[Work to do]:
Reproduce each line of the listing below word for word.

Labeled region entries
..........
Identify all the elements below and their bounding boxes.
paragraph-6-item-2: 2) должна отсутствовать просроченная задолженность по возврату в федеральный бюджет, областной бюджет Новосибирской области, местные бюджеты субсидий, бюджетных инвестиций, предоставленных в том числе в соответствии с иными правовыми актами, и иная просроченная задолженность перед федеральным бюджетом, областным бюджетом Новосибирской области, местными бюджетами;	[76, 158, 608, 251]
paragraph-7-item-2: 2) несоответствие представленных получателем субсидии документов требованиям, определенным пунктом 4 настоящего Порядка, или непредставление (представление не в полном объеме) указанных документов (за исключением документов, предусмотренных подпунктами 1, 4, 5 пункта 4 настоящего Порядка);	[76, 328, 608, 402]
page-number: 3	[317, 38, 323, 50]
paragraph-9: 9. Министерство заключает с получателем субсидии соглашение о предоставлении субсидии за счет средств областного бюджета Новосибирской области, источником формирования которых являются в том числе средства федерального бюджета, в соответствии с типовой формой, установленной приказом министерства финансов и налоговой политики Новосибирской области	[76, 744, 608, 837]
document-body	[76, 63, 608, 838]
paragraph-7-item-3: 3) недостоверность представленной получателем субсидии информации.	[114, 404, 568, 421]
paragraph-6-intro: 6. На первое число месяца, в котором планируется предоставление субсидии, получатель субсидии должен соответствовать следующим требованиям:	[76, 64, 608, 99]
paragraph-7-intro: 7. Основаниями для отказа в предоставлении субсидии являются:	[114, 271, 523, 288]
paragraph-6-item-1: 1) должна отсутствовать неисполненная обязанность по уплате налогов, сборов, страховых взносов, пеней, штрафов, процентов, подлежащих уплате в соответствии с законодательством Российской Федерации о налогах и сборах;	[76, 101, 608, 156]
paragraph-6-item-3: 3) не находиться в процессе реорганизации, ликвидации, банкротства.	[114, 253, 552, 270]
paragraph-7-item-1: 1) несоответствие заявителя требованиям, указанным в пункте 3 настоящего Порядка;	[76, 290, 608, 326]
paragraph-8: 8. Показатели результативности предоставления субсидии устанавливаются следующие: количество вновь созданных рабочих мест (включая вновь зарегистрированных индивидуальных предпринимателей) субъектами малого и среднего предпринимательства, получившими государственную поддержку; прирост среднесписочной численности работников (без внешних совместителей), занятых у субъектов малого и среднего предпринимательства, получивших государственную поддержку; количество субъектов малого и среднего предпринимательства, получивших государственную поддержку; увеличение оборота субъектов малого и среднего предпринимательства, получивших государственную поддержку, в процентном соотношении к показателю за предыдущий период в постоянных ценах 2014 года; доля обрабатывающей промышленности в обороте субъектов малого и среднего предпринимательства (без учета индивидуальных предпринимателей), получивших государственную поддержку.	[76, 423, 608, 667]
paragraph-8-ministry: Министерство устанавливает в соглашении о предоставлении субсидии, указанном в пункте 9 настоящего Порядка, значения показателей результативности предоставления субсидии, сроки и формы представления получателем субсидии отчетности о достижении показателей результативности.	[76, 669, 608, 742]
..........
[In response]:
Identify all the elements below and their bounding boxes.
paragraph-6-item-2: 2) должна отсутствовать просроченная задолженность по возврату в федеральный бюджет, областной бюджет Новосибирской области, местные бюджеты субсидий, бюджетных инвестиций, предоставленных в том числе в соответствии с иными правовыми актами, и иная просроченная задолженность перед федеральным бюджетом, областным бюджетом Новосибирской области, местными бюджетами;	[76, 158, 608, 251]
paragraph-7-item-2: 2) несоответствие представленных получателем субсидии документов требованиям, определенным пунктом 4 настоящего Порядка, или непредставление (представление не в полном объеме) указанных документов (за исключением документов, предусмотренных подпунктами 1, 4, 5 пункта 4 настоящего Порядка);	[76, 328, 608, 402]
page-number: 3	[317, 38, 323, 50]
paragraph-9: 9. Министерство заключает с получателем субсидии соглашение о предоставлении субсидии за счет средств областного бюджета Новосибирской области, источником формирования которых являются в том числе средства федерального бюджета, в соответствии с типовой формой, установленной приказом министерства финансов и налоговой политики Новосибирской области	[76, 744, 608, 837]
document-body	[76, 63, 608, 838]
paragraph-7-item-3: 3) недостоверность представленной получателем субсидии информации.	[114, 404, 568, 421]
paragraph-6-intro: 6. На первое число месяца, в котором планируется предоставление субсидии, получатель субсидии должен соответствовать следующим требованиям:	[76, 64, 608, 99]
paragraph-7-intro: 7. Основаниями для отказа в предоставлении субсидии являются:	[114, 271, 523, 288]
paragraph-6-item-1: 1) должна отсутствовать неисполненная обязанность по уплате налогов, сборов, страховых взносов, пеней, штрафов, процентов, подлежащих уплате в соответствии с законодательством Российской Федерации о налогах и сборах;	[76, 101, 608, 156]
paragraph-6-item-3: 3) не находиться в процессе реорганизации, ликвидации, банкротства.	[114, 253, 552, 270]
paragraph-7-item-1: 1) несоответствие заявителя требованиям, указанным в пункте 3 настоящего Порядка;	[76, 290, 608, 326]
paragraph-8: 8. Показатели результативности предоставления субсидии устанавливаются следующие: количество вновь созданных рабочих мест (включая вновь зарегистрированных индивидуальных предпринимателей) субъектами малого и среднего предпринимательства, получившими государственную поддержку; прирост среднесписочной численности работников (без внешних совместителей), занятых у субъектов малого и среднего предпринимательства, получивших государственную поддержку; количество субъектов малого и среднего предпринимательства, получивших государственную поддержку; увеличение оборота субъектов малого и среднего предпринимательства, получивших государственную поддержку, в процентном соотношении к показателю за предыдущий период в постоянных ценах 2014 года; доля обрабатывающей промышленности в обороте субъектов малого и среднего предпринимательства (без учета индивидуальных предпринимателей), получивших государственную поддержку.	[76, 423, 608, 667]
paragraph-8-ministry: Министерство устанавливает в соглашении о предоставлении субсидии, указанном в пункте 9 настоящего Порядка, значения показателей результативности предоставления субсидии, сроки и формы представления получателем субсидии отчетности о достижении показателей результативности.	[76, 669, 608, 742]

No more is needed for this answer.